##### Records provided #####

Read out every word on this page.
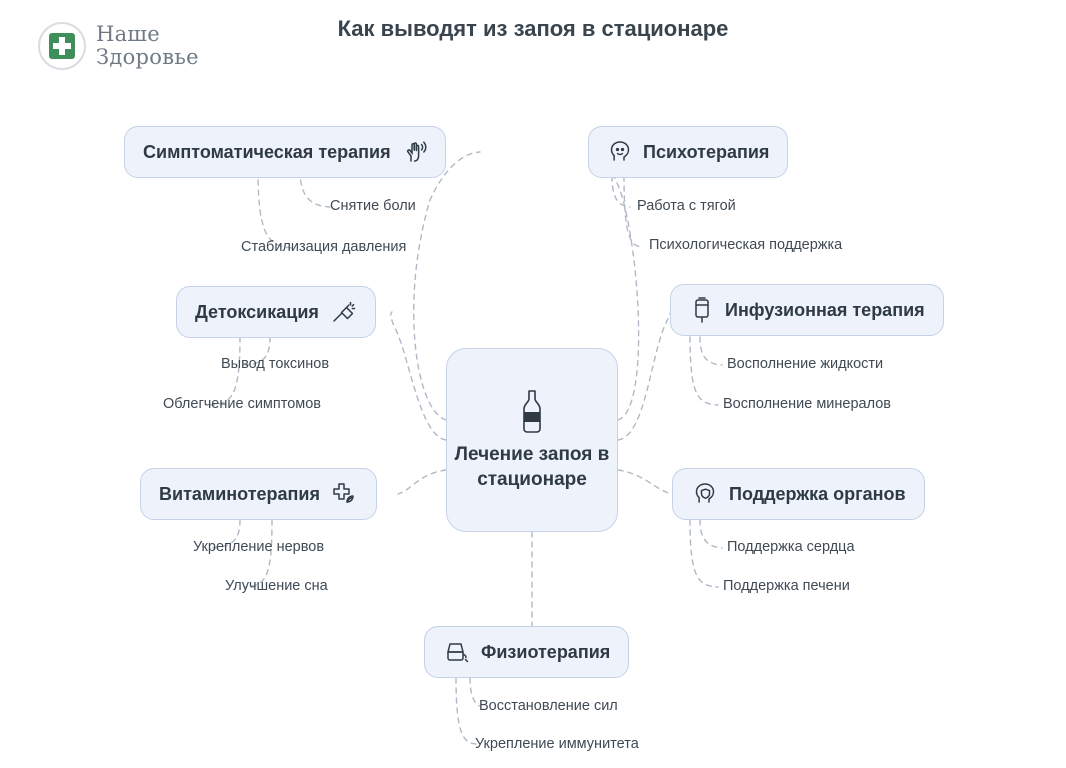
Наше
Здоровье
Как выводят из запоя в стационаре
Лечение запоя в стационаре
Симптоматическая терапия
Снятие боли
Стабилизация давления
Психотерапия
Работа с тягой
Психологическая поддержка
Детоксикация
Вывод токсинов
Облегчение симптомов
Инфузионная терапия
Восполнение жидкости
Восполнение минералов
Витаминотерапия
Укрепление нервов
Улучшение сна
Поддержка органов
Поддержка сердца
Поддержка печени
Физиотерапия
Восстановление сил
Укрепление иммунитета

#####

Return all the lines that contain the string "запоя".

Как выводят из запоя в стационаре
Лечение запоя в стационаре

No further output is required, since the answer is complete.